*Document excerpt:*
2. Jean-Pierre Sauvage, Sir J. Fraser Stoddart and Bernard L.


Feringa ” got novel prize in 2016 for the design and synthesis of
molecular machines”

Work

We can imagine that the components of the smallest machines could be molecules. For a
machine to function, its parts must be able to move relative to each other. Fraser Stoddart has
contributed to the development of molecular machines, for example by developing a "rotaxane"
in 1991. A ring-shaped molecule was threaded over another molecule that functions like an axle.
In the future, molecular machines could be used for new materials, sensors, and energy storage
systems.
3. Eric Betzig, Stefan W. Hell and William E. Moerner “ got novel
prize in 2014 for the development of super-resolved fluorescence
microscopy”

Work

In normal microscopes the wavelength of light sets a limit to the level of detail possible.
However this limitation can be circumvented by methods that make use of fluorescence, a
phenomenon in which certain substances become luminous after having been exposed to light.
Around 2000, Eric Betzig and William E. Moerner helped create a method in which fluorescence
in individual molecules is steered by light. An image of very high resolution is achieved by
combining images in which different molecules are activated. This makes it possible to track
processes occurring inside living cells.

*Material supplied:*
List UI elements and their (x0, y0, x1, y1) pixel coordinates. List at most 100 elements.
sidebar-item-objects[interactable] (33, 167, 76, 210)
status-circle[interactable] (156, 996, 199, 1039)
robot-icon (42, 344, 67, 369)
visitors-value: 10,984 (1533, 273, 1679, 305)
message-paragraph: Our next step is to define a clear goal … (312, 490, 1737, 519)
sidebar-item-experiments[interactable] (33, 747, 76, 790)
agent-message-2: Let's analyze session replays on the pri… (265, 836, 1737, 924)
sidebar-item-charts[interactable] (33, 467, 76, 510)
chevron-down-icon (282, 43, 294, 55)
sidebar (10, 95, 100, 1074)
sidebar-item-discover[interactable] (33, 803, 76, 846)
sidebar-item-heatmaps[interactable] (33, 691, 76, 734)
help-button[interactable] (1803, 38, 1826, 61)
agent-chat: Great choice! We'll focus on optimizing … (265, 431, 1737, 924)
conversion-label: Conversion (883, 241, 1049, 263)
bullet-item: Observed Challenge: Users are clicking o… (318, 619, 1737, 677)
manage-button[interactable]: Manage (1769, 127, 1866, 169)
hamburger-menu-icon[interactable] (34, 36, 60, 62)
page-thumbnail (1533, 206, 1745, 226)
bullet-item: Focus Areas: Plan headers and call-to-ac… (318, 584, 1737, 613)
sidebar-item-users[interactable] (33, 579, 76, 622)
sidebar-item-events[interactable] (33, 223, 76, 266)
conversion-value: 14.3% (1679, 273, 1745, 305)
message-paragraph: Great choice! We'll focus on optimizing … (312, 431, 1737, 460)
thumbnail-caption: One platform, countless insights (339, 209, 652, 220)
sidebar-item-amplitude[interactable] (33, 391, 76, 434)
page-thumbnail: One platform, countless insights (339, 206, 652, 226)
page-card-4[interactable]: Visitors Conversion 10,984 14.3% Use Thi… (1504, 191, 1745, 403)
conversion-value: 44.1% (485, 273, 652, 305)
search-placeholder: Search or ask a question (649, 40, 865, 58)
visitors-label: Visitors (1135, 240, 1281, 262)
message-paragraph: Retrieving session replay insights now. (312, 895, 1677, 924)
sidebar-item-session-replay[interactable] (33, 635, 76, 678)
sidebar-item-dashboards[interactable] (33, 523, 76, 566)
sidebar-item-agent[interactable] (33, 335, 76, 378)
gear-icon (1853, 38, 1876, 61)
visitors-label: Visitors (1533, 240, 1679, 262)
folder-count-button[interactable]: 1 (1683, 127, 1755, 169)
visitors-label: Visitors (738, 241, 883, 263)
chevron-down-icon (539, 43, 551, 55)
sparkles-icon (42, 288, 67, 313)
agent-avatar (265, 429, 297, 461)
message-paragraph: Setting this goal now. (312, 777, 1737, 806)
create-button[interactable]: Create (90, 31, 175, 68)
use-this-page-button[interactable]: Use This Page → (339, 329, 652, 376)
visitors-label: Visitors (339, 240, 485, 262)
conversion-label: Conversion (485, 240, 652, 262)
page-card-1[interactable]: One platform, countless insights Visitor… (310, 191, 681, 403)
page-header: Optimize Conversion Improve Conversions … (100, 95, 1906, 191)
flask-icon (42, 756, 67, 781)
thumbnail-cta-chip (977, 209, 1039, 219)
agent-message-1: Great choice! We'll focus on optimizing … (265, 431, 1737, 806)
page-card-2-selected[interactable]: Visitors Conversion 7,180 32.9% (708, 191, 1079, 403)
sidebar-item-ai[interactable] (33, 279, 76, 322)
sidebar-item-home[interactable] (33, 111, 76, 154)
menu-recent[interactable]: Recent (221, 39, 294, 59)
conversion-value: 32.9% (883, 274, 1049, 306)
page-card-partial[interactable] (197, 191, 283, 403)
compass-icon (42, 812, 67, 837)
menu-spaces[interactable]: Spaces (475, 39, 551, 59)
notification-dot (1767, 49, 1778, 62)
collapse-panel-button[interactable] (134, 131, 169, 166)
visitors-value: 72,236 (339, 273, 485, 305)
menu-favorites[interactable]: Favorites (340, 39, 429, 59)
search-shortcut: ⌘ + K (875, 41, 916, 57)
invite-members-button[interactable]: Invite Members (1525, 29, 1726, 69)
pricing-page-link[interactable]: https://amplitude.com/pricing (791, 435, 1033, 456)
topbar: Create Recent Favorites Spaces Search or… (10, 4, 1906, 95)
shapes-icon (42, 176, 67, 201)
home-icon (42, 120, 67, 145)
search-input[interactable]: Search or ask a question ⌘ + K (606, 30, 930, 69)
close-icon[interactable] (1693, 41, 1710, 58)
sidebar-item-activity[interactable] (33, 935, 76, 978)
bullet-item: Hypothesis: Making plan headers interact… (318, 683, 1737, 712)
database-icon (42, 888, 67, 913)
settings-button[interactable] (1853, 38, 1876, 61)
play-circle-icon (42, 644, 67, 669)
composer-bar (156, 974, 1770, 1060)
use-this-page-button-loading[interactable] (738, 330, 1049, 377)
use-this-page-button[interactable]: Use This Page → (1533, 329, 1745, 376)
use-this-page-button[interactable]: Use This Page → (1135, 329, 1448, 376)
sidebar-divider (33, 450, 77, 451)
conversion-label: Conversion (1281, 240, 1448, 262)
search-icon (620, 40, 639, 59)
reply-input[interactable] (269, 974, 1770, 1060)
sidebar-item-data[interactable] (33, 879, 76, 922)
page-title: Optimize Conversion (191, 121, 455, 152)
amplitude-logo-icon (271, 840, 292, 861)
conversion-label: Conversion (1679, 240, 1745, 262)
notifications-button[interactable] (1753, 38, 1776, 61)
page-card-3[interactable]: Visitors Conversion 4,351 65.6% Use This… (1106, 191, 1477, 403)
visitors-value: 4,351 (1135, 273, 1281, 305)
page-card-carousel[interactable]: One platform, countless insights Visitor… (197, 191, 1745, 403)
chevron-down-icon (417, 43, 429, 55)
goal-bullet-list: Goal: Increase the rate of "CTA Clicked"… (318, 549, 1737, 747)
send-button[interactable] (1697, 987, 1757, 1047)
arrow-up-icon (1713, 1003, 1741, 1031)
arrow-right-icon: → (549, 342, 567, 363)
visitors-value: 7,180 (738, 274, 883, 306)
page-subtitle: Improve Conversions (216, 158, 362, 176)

*Exercise set:*
1 – Answer from the excerpt on prize winners:
(a) In what year did Fraser Stoddart develop a "rotaxane"?
(b) Around what year did Eric Betzig and William E. Moerner help create the fluorescence method?
(c) In normal microscopes, what sets a limit to the level of detail possible?
2 – Write the next part of the excerpt on prize winners, picking up after its final sentence.
The listing is separate material and has no connection to the excerpt on prize winners.

*Results for each task:*
1 –
(a) 1991
(b) Around 2000
(c) The wavelength of light

2 –
4. Kurt Wüthrich ” got noval prize in 2002 for his development of


nuclear magnetic resonance spectroscopy for determining the
three-dimensional structure of biological macromolecules in
solution”

Work

The protons and neutrons in an atomic nucleus act like tiny, spinning magnets. This causes atoms
and molecules to adopt certain positions in a magnetic field. This alignment, however, can be
disrupted by radio waves with specific frequencies that vary for different atoms. These resonance
frequencies are also affected by the atoms' chemical environment. Thus, the phenomenon can be
exploited to determine the compositions and structures of different molecules. In the 1980s, Kurt
Wüthrich developed a method for mapping the structure of large biological molecules.

5. Richard R. Ernst ” got novel prize in1991 for his contributions to


the development of the methodology of high resolution nuclear
magnetic resonance (NMR) spectroscopy”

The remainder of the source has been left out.